RECORDS PROVIDED
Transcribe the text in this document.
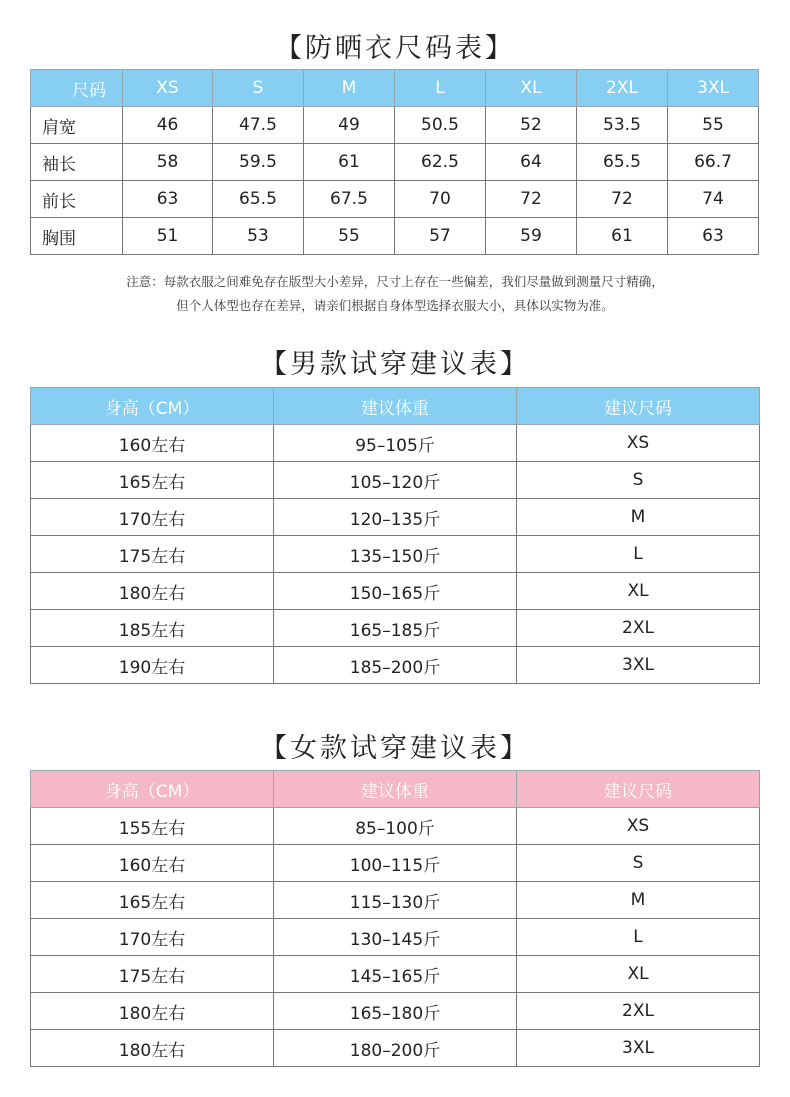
【防晒衣尺码表】
尺码	XS	S	M	L	XL	2XL	3XL
肩宽	46	47.5	49	50.5	52	53.5	55
袖长	58	59.5	61	62.5	64	65.5	66.7
前长	63	65.5	67.5	70	72	72	74
胸围	51	53	55	57	59	61	63
注意：每款衣服之间难免存在版型大小差异，尺寸上存在一些偏差，我们尽量做到测量尺寸精确，
但个人体型也存在差异，请亲们根据自身体型选择衣服大小，具体以实物为准。
【男款试穿建议表】
身高（CM）	建议体重	建议尺码
160左右	95–105斤	XS
165左右	105–120斤	S
170左右	120–135斤	M
175左右	135–150斤	L
180左右	150–165斤	XL
185左右	165–185斤	2XL
190左右	185–200斤	3XL
【女款试穿建议表】
身高（CM）	建议体重	建议尺码
155左右	85–100斤	XS
160左右	100–115斤	S
165左右	115–130斤	M
170左右	130–145斤	L
175左右	145–165斤	XL
180左右	165–180斤	2XL
180左右	180–200斤	3XL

REQUIREMENTS
Copy out the data above exactly, except the pictures.

ANSWER BELOW
Transcribe the text in this document.
【防晒衣尺码表】
尺码	XS	S	M	L	XL	2XL	3XL
肩宽	46	47.5	49	50.5	52	53.5	55
袖长	58	59.5	61	62.5	64	65.5	66.7
前长	63	65.5	67.5	70	72	72	74
胸围	51	53	55	57	59	61	63
注意：每款衣服之间难免存在版型大小差异，尺寸上存在一些偏差，我们尽量做到测量尺寸精确，
但个人体型也存在差异，请亲们根据自身体型选择衣服大小，具体以实物为准。
【男款试穿建议表】
身高（CM）	建议体重	建议尺码
160左右	95–105斤	XS
165左右	105–120斤	S
170左右	120–135斤	M
175左右	135–150斤	L
180左右	150–165斤	XL
185左右	165–185斤	2XL
190左右	185–200斤	3XL
【女款试穿建议表】
身高（CM）	建议体重	建议尺码
155左右	85–100斤	XS
160左右	100–115斤	S
165左右	115–130斤	M
170左右	130–145斤	L
175左右	145–165斤	XL
180左右	165–180斤	2XL
180左右	180–200斤	3XL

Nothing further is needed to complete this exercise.